━━━━━ Data extracts

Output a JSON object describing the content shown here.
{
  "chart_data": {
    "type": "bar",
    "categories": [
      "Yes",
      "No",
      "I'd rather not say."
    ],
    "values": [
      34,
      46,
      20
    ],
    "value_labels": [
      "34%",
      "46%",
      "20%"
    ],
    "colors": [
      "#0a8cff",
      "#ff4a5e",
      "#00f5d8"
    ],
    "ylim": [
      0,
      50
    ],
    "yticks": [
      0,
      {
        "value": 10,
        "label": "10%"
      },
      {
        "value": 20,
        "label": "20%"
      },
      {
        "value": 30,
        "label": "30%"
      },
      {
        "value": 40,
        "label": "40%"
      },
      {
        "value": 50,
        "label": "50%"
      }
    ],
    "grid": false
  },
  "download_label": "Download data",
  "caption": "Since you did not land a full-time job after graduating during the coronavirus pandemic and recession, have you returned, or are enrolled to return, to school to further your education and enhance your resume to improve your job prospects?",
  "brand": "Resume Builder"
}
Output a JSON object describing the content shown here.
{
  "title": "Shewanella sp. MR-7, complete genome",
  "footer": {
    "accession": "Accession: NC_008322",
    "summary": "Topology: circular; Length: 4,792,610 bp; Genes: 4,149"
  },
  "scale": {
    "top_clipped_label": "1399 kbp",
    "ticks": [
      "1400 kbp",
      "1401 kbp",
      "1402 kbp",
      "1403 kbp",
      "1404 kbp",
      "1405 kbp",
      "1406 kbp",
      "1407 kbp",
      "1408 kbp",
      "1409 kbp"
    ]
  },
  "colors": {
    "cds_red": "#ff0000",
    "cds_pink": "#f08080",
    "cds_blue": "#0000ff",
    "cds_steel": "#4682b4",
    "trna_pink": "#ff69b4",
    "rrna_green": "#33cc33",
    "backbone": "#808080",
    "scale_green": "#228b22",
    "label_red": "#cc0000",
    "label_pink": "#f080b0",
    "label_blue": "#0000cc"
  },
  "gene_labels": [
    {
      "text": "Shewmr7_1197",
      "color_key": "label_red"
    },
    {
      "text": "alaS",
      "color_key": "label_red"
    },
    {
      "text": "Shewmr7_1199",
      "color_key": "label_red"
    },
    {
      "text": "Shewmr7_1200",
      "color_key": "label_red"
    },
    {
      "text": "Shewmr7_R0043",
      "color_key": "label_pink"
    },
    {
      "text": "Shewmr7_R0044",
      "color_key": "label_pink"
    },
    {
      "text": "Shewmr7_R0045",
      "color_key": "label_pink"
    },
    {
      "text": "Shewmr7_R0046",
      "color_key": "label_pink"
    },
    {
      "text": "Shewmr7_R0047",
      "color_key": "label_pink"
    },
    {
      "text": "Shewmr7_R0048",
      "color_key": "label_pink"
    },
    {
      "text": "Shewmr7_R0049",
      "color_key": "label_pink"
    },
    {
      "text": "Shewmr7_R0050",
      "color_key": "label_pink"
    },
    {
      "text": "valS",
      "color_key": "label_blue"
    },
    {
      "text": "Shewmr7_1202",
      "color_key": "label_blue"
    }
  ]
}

━━━━━━━━━━

Work required >>
Each record is to be restated word for word.

Exercise result >>
Output a JSON object describing the content shown here.
{
  "chart_data": {
    "type": "bar",
    "categories": [
      "Yes",
      "No",
      "I'd rather not say."
    ],
    "values": [
      34,
      46,
      20
    ],
    "value_labels": [
      "34%",
      "46%",
      "20%"
    ],
    "colors": [
      "#0a8cff",
      "#ff4a5e",
      "#00f5d8"
    ],
    "ylim": [
      0,
      50
    ],
    "yticks": [
      0,
      {
        "value": 10,
        "label": "10%"
      },
      {
        "value": 20,
        "label": "20%"
      },
      {
        "value": 30,
        "label": "30%"
      },
      {
        "value": 40,
        "label": "40%"
      },
      {
        "value": 50,
        "label": "50%"
      }
    ],
    "grid": false
  },
  "download_label": "Download data",
  "caption": "Since you did not land a full-time job after graduating during the coronavirus pandemic and recession, have you returned, or are enrolled to return, to school to further your education and enhance your resume to improve your job prospects?",
  "brand": "Resume Builder"
}
Output a JSON object describing the content shown here.
{
  "title": "Shewanella sp. MR-7, complete genome",
  "footer": {
    "accession": "Accession: NC_008322",
    "summary": "Topology: circular; Length: 4,792,610 bp; Genes: 4,149"
  },
  "scale": {
    "top_clipped_label": "1399 kbp",
    "ticks": [
      "1400 kbp",
      "1401 kbp",
      "1402 kbp",
      "1403 kbp",
      "1404 kbp",
      "1405 kbp",
      "1406 kbp",
      "1407 kbp",
      "1408 kbp",
      "1409 kbp"
    ]
  },
  "colors": {
    "cds_red": "#ff0000",
    "cds_pink": "#f08080",
    "cds_blue": "#0000ff",
    "cds_steel": "#4682b4",
    "trna_pink": "#ff69b4",
    "rrna_green": "#33cc33",
    "backbone": "#808080",
    "scale_green": "#228b22",
    "label_red": "#cc0000",
    "label_pink": "#f080b0",
    "label_blue": "#0000cc"
  },
  "gene_labels": [
    {
      "text": "Shewmr7_1197",
      "color_key": "label_red"
    },
    {
      "text": "alaS",
      "color_key": "label_red"
    },
    {
      "text": "Shewmr7_1199",
      "color_key": "label_red"
    },
    {
      "text": "Shewmr7_1200",
      "color_key": "label_red"
    },
    {
      "text": "Shewmr7_R0043",
      "color_key": "label_pink"
    },
    {
      "text": "Shewmr7_R0044",
      "color_key": "label_pink"
    },
    {
      "text": "Shewmr7_R0045",
      "color_key": "label_pink"
    },
    {
      "text": "Shewmr7_R0046",
      "color_key": "label_pink"
    },
    {
      "text": "Shewmr7_R0047",
      "color_key": "label_pink"
    },
    {
      "text": "Shewmr7_R0048",
      "color_key": "label_pink"
    },
    {
      "text": "Shewmr7_R0049",
      "color_key": "label_pink"
    },
    {
      "text": "Shewmr7_R0050",
      "color_key": "label_pink"
    },
    {
      "text": "valS",
      "color_key": "label_blue"
    },
    {
      "text": "Shewmr7_1202",
      "color_key": "label_blue"
    }
  ]
}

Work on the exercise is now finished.